Ministerie van Defensie


---

Brieven aan de Kamer
---

Informele EU-bijeenkomst Athene 14 en 15 maart 2003

09-04-2003

Op 14 en 15 maart j.l. kwamen de EU-ministers van Defensie informeel bijeen in Athene. De stand van zaken rondom de versterking van de Europese militaire capaciteiten stond centraal. Daarbij ging het met name over het vervolg op het European Capabilities Action Plan (ECAP). Verder werd onder meer gesproken over de financiering van defensie-investeringen en de rol van de Europese Unie op de Balkan. Tenslotte legden de Secretaris Generaal van de Navo, Lord Robertson, en Hoge Vertegenwoordiger Solana van de EU, in Athene de laatste hand aan de EU-Navo-regelingen, in het bijzonder het Berlijn-plus-pakket.

Versterking Europese militaire capaciteiten Tijdens de Capabilities Commitment Conference van november 2001 werd, op Nederlands initiatief, het ECAP gelanceerd om de Europese militaire tekortkomingen aan te pakken. Deze tekortkomingen waren vastgesteld in het kader van de Helsinki Headline Goal, de doelstelling van de EU om in 2003 maximaal 60.000 militairen gedurende tenminste een jaar te kunnen inzetten voor crisisbeheersingstaken. Het ECAP voorzag in de oprichting van panels, die de mogelijkheden zouden onderzoeken om gezamenlijk specifieke militaire capaciteiten te versterken. Onder leiding van het Spaanse voorzitterschap werden begin 2002 negentien panels opgericht, waarin diverse EU-lidstaten zitting namen. Nederland nam deel aan diverse landenpanels, onder meer op het terrein van onbemande vliegtuigen, lucht- en zeetransport, inlichtingen, transport- en aanvalshelikopters, operationele hoofdkwartieren, combat, search and rescue (CSAR) en de verdediging tegen ballistische raketten. Op 1 maart jl. overlegden de ECAP-panels hun eindrapportages. Het EU Militair Comité (EUMC) evalueert thans de aanbevelingen, die onder meer voorzien in de ontwikkeling van gezamenlijke doctrines, de vergroting van de interoperabiliteit en de versterking van de operationele samenwerking en de multinationale verwerving van militaire capaciteiten.
+++
Opdracht A:
Hoeveel panels werden volgens de brief over de informele EU-bijeenkomst in Athene begin 2002 opgericht?
+++
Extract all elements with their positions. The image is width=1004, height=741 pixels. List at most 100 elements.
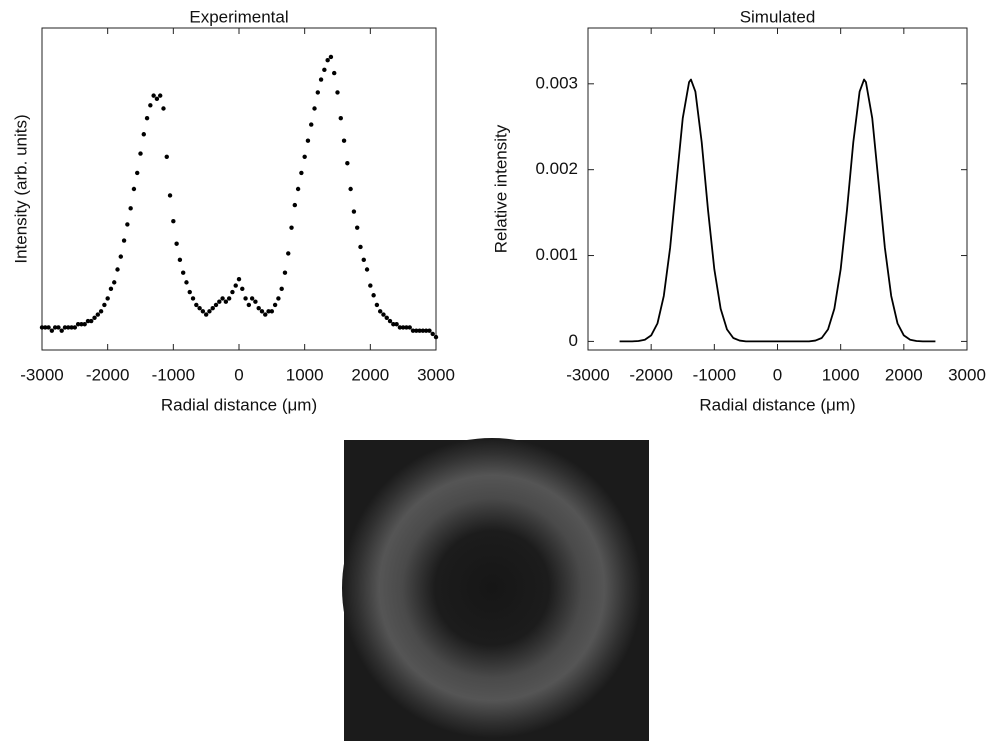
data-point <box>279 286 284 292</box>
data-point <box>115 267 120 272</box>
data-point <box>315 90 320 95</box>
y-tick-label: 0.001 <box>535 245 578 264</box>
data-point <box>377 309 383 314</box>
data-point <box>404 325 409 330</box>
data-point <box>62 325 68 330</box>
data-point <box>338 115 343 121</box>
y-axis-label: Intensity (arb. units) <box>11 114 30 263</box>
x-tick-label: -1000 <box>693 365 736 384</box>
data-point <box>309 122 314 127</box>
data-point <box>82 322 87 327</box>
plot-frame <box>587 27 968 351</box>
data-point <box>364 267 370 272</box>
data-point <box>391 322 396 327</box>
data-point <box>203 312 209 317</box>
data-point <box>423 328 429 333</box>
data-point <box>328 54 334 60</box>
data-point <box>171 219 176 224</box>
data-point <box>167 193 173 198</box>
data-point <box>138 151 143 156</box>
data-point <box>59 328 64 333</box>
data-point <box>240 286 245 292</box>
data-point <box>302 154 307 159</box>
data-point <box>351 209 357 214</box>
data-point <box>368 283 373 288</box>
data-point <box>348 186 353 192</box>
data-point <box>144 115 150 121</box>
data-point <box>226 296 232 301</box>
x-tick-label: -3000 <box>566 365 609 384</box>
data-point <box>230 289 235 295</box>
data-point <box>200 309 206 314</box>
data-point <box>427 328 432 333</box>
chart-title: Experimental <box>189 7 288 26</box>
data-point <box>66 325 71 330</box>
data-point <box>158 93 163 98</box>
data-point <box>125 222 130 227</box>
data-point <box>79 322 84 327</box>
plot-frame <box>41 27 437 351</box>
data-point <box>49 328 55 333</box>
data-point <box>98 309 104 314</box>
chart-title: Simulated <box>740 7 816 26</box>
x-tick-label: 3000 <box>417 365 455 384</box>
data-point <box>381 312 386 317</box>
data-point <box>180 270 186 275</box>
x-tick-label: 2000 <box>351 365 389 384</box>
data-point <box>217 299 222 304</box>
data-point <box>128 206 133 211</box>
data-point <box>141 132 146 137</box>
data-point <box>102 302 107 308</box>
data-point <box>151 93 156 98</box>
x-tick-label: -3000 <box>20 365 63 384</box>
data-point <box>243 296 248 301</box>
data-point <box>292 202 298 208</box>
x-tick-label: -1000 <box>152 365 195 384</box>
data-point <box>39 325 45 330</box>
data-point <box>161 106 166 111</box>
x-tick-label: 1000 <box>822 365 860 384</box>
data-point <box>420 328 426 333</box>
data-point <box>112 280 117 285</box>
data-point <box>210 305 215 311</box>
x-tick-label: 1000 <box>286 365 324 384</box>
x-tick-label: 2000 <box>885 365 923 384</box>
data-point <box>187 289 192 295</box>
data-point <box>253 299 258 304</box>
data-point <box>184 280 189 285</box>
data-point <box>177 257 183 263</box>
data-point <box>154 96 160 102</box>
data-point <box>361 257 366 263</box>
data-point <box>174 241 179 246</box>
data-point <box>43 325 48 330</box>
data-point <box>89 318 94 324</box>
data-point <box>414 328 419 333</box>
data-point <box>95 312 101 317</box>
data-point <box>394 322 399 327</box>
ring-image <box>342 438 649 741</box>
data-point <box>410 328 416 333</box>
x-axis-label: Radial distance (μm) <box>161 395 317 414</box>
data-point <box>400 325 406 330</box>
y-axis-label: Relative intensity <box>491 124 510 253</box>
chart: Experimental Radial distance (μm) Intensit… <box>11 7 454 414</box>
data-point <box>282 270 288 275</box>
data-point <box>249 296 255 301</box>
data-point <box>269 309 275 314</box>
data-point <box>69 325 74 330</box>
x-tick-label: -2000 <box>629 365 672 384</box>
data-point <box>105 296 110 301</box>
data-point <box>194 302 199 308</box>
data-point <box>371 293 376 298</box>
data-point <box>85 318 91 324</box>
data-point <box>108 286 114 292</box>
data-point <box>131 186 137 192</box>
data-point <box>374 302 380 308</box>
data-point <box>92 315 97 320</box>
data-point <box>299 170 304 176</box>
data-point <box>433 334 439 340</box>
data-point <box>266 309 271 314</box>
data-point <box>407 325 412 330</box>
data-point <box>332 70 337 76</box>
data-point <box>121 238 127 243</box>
+++
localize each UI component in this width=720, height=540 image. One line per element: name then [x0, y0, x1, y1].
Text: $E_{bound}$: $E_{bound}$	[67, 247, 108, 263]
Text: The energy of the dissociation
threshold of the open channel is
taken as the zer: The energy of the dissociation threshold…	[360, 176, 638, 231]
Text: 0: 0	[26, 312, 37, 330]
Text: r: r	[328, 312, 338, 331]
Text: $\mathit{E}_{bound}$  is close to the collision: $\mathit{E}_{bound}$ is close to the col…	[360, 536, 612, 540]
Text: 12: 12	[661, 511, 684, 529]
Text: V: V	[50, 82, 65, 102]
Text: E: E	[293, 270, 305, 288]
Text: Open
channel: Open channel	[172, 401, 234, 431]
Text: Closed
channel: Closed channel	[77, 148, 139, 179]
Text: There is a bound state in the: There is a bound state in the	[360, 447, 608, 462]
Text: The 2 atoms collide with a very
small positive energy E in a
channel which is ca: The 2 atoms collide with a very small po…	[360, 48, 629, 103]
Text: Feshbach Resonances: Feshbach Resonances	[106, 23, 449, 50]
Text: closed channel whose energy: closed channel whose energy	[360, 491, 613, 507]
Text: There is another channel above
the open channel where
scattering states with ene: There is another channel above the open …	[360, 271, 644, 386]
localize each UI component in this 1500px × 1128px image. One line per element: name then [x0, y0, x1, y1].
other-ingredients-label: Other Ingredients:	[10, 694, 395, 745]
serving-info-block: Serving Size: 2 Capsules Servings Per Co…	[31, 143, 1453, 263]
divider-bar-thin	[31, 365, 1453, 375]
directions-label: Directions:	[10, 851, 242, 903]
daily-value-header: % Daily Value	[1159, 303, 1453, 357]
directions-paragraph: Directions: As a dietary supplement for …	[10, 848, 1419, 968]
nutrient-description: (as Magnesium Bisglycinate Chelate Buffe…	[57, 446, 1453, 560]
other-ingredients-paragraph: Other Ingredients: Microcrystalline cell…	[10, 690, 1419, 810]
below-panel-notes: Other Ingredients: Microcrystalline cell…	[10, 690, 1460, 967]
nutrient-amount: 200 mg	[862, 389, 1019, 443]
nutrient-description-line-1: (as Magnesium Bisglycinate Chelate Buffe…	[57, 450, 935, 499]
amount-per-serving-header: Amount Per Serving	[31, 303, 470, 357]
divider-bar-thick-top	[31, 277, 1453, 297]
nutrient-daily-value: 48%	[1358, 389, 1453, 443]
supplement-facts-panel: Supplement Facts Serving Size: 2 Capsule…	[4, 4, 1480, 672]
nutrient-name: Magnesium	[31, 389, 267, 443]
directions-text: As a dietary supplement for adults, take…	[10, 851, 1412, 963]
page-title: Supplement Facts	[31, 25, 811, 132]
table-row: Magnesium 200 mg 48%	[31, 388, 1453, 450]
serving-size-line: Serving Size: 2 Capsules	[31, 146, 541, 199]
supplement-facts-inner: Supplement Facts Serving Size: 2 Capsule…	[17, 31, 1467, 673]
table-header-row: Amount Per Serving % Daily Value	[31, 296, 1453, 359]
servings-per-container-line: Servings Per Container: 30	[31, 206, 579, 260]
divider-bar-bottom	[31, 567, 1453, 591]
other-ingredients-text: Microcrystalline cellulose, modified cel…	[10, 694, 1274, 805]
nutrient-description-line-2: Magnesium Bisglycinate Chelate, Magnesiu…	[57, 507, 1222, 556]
+++
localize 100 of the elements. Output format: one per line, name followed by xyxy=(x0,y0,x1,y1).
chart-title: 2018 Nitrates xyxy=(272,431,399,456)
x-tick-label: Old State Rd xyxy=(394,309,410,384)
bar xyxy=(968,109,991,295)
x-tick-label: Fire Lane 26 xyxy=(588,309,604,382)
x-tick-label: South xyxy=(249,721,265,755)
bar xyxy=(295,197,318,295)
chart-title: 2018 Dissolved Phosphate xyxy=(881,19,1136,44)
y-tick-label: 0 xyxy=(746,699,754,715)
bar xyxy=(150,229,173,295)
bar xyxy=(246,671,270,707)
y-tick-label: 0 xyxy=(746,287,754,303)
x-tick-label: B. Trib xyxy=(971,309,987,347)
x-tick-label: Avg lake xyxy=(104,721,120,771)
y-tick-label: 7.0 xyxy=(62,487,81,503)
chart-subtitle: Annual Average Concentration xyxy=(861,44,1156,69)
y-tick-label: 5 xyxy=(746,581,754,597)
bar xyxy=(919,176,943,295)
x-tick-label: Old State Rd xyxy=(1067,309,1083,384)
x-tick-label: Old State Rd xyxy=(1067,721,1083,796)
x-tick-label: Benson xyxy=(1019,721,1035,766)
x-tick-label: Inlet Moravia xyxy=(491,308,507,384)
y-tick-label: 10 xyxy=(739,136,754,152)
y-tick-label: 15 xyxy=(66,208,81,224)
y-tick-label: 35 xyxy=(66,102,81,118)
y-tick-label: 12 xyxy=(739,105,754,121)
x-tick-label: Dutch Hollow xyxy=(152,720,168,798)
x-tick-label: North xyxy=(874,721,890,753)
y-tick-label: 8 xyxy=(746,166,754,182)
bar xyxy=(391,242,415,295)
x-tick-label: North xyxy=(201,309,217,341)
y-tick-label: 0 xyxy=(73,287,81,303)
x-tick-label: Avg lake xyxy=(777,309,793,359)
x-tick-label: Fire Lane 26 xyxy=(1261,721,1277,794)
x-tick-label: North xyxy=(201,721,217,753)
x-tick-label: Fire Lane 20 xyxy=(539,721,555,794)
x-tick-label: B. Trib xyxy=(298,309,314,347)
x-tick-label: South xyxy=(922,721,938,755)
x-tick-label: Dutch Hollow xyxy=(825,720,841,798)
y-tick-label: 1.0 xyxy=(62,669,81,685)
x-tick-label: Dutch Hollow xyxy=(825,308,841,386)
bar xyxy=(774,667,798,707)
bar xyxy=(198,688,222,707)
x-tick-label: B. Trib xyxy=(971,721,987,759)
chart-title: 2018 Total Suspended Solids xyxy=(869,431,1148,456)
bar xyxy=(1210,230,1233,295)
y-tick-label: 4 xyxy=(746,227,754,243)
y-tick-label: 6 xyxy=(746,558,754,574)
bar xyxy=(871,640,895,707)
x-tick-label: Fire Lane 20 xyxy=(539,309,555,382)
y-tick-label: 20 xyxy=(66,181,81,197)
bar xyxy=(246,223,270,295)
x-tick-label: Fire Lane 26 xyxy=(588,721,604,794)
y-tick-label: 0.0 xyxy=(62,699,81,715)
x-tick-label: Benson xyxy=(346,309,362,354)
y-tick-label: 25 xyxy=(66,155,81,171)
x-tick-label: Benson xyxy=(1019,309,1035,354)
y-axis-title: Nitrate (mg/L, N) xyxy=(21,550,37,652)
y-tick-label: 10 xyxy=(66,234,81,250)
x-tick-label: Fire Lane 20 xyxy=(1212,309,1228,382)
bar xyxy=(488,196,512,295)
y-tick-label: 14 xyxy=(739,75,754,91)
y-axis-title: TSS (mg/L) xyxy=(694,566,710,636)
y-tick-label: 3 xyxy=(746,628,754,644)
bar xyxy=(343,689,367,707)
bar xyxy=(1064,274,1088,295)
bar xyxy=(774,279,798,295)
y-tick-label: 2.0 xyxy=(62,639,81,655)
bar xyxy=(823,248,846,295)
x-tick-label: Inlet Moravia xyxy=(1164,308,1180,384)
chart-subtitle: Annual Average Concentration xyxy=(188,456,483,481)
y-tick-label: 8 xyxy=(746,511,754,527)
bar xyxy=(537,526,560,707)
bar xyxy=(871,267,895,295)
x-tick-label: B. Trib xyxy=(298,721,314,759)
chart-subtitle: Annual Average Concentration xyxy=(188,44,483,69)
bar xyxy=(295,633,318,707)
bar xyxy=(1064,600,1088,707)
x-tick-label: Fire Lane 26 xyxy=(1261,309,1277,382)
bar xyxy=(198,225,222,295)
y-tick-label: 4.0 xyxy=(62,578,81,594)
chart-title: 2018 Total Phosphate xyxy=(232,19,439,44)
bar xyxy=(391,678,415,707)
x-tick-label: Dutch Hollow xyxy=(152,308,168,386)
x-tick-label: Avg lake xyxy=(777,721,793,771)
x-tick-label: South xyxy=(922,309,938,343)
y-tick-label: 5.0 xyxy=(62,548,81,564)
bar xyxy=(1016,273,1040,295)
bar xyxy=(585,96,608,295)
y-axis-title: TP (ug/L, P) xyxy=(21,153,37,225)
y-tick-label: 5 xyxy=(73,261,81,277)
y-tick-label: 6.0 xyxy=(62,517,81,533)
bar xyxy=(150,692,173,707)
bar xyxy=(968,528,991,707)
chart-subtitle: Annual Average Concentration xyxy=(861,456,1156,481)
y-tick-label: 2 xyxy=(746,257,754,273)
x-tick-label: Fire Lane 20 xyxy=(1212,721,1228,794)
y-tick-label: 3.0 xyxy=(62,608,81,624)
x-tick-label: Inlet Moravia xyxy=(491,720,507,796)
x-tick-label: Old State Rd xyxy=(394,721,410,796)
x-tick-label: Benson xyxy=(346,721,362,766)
+++
Opdracht B:
Kun je in de records alles vanaf de regel met "data-point <box>279 286 284 292</box>" tot en met de regel met "data-point <box>167 193 173 198</box>" opnieuw weergeven, met "plot-frame" gewijzigd in "grafiekkader" en verder niets veranderd? Geef alleen die regels.

Uitgewerkt antwoord A:
Negentien panels.

Uitgewerkt antwoord B:
data-point <box>279 286 284 292</box>
data-point <box>115 267 120 272</box>
data-point <box>315 90 320 95</box>
y-tick-label: 0.001 <box>535 245 578 264</box>
data-point <box>377 309 383 314</box>
data-point <box>404 325 409 330</box>
data-point <box>62 325 68 330</box>
data-point <box>338 115 343 121</box>
y-axis-label: Intensity (arb. units) <box>11 114 30 263</box>
x-tick-label: -1000 <box>693 365 736 384</box>
data-point <box>309 122 314 127</box>
data-point <box>82 322 87 327</box>
grafiekkader <box>587 27 968 351</box>
data-point <box>364 267 370 272</box>
data-point <box>391 322 396 327</box>
data-point <box>203 312 209 317</box>
data-point <box>423 328 429 333</box>
data-point <box>328 54 334 60</box>
data-point <box>171 219 176 224</box>
data-point <box>167 193 173 198</box>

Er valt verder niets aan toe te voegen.